§ **Problem requirements**: Write out each line of the material again, word for word.
^^^^
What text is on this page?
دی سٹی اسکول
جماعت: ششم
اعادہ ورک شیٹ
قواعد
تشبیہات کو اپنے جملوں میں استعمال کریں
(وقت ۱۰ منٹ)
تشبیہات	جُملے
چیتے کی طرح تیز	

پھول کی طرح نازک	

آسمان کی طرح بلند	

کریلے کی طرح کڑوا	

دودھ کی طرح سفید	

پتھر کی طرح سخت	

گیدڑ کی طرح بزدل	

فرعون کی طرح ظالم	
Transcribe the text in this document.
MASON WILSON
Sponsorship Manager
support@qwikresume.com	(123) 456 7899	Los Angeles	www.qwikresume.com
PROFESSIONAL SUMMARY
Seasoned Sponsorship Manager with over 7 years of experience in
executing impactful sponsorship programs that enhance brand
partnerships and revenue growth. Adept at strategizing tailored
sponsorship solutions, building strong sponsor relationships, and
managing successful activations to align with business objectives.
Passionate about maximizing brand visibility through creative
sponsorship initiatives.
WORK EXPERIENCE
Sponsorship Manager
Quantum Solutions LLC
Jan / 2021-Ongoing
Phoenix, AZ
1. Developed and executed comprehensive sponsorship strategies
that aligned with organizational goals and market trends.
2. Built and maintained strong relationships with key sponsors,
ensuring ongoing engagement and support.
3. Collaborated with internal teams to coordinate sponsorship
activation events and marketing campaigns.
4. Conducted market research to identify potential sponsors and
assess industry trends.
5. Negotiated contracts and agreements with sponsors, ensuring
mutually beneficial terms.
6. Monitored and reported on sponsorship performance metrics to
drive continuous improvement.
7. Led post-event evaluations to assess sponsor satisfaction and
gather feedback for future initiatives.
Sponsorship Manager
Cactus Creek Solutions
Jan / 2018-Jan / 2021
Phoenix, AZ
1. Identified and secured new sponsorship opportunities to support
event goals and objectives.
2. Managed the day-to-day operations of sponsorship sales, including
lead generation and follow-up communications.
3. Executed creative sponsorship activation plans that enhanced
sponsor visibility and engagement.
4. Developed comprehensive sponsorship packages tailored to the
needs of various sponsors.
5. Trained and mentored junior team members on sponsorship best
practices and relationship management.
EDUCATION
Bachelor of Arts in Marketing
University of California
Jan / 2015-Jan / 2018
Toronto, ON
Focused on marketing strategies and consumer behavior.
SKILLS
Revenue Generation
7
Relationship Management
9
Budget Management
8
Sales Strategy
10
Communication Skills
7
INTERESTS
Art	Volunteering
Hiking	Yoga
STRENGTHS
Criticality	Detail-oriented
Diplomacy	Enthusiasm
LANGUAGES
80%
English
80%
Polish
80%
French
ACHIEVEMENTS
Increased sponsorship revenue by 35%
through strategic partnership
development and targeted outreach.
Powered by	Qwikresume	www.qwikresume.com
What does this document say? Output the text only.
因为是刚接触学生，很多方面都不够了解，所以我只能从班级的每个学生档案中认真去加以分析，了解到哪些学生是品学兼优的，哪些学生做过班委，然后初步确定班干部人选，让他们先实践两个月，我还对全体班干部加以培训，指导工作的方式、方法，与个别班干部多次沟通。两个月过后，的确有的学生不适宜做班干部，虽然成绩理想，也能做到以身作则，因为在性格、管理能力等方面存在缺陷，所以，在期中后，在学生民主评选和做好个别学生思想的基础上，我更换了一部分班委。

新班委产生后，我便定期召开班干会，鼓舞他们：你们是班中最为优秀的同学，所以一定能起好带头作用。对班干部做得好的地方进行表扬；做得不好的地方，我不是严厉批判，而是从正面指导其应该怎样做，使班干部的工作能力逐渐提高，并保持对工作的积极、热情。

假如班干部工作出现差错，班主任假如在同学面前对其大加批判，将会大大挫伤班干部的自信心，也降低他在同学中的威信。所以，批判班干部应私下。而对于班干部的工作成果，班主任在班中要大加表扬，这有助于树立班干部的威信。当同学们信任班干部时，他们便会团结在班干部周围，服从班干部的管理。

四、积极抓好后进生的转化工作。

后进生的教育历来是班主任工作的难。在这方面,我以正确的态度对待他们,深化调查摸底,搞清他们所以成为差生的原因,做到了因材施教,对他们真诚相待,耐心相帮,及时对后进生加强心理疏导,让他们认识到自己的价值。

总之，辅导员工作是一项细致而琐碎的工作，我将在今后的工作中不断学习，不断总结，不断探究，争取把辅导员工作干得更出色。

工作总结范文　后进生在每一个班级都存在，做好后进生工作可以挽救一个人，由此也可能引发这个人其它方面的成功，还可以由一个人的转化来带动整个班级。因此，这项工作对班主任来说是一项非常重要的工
^^^^
§ **Full answer**:
What text is on this page?
دی سٹی اسکول
جماعت: ششم
اعادہ ورک شیٹ
قواعد
تشبیہات کو اپنے جملوں میں استعمال کریں
(وقت ۱۰ منٹ)
تشبیہات	جُملے
چیتے کی طرح تیز	

پھول کی طرح نازک	

آسمان کی طرح بلند	

کریلے کی طرح کڑوا	

دودھ کی طرح سفید	

پتھر کی طرح سخت	

گیدڑ کی طرح بزدل	

فرعون کی طرح ظالم	
Transcribe the text in this document.
MASON WILSON
Sponsorship Manager
support@qwikresume.com	(123) 456 7899	Los Angeles	www.qwikresume.com
PROFESSIONAL SUMMARY
Seasoned Sponsorship Manager with over 7 years of experience in
executing impactful sponsorship programs that enhance brand
partnerships and revenue growth. Adept at strategizing tailored
sponsorship solutions, building strong sponsor relationships, and
managing successful activations to align with business objectives.
Passionate about maximizing brand visibility through creative
sponsorship initiatives.
WORK EXPERIENCE
Sponsorship Manager
Quantum Solutions LLC
Jan / 2021-Ongoing
Phoenix, AZ
1. Developed and executed comprehensive sponsorship strategies
that aligned with organizational goals and market trends.
2. Built and maintained strong relationships with key sponsors,
ensuring ongoing engagement and support.
3. Collaborated with internal teams to coordinate sponsorship
activation events and marketing campaigns.
4. Conducted market research to identify potential sponsors and
assess industry trends.
5. Negotiated contracts and agreements with sponsors, ensuring
mutually beneficial terms.
6. Monitored and reported on sponsorship performance metrics to
drive continuous improvement.
7. Led post-event evaluations to assess sponsor satisfaction and
gather feedback for future initiatives.
Sponsorship Manager
Cactus Creek Solutions
Jan / 2018-Jan / 2021
Phoenix, AZ
1. Identified and secured new sponsorship opportunities to support
event goals and objectives.
2. Managed the day-to-day operations of sponsorship sales, including
lead generation and follow-up communications.
3. Executed creative sponsorship activation plans that enhanced
sponsor visibility and engagement.
4. Developed comprehensive sponsorship packages tailored to the
needs of various sponsors.
5. Trained and mentored junior team members on sponsorship best
practices and relationship management.
EDUCATION
Bachelor of Arts in Marketing
University of California
Jan / 2015-Jan / 2018
Toronto, ON
Focused on marketing strategies and consumer behavior.
SKILLS
Revenue Generation
7
Relationship Management
9
Budget Management
8
Sales Strategy
10
Communication Skills
7
INTERESTS
Art	Volunteering
Hiking	Yoga
STRENGTHS
Criticality	Detail-oriented
Diplomacy	Enthusiasm
LANGUAGES
80%
English
80%
Polish
80%
French
ACHIEVEMENTS
Increased sponsorship revenue by 35%
through strategic partnership
development and targeted outreach.
Powered by	Qwikresume	www.qwikresume.com
What does this document say? Output the text only.
因为是刚接触学生，很多方面都不够了解，所以我只能从班级的每个学生档案中认真去加以分析，了解到哪些学生是品学兼优的，哪些学生做过班委，然后初步确定班干部人选，让他们先实践两个月，我还对全体班干部加以培训，指导工作的方式、方法，与个别班干部多次沟通。两个月过后，的确有的学生不适宜做班干部，虽然成绩理想，也能做到以身作则，因为在性格、管理能力等方面存在缺陷，所以，在期中后，在学生民主评选和做好个别学生思想的基础上，我更换了一部分班委。

新班委产生后，我便定期召开班干会，鼓舞他们：你们是班中最为优秀的同学，所以一定能起好带头作用。对班干部做得好的地方进行表扬；做得不好的地方，我不是严厉批判，而是从正面指导其应该怎样做，使班干部的工作能力逐渐提高，并保持对工作的积极、热情。

假如班干部工作出现差错，班主任假如在同学面前对其大加批判，将会大大挫伤班干部的自信心，也降低他在同学中的威信。所以，批判班干部应私下。而对于班干部的工作成果，班主任在班中要大加表扬，这有助于树立班干部的威信。当同学们信任班干部时，他们便会团结在班干部周围，服从班干部的管理。

四、积极抓好后进生的转化工作。

后进生的教育历来是班主任工作的难。在这方面,我以正确的态度对待他们,深化调查摸底,搞清他们所以成为差生的原因,做到了因材施教,对他们真诚相待,耐心相帮,及时对后进生加强心理疏导,让他们认识到自己的价值。

总之，辅导员工作是一项细致而琐碎的工作，我将在今后的工作中不断学习，不断总结，不断探究，争取把辅导员工作干得更出色。

工作总结范文　后进生在每一个班级都存在，做好后进生工作可以挽救一个人，由此也可能引发这个人其它方面的成功，还可以由一个人的转化来带动整个班级。因此，这项工作对班主任来说是一项非常重要的工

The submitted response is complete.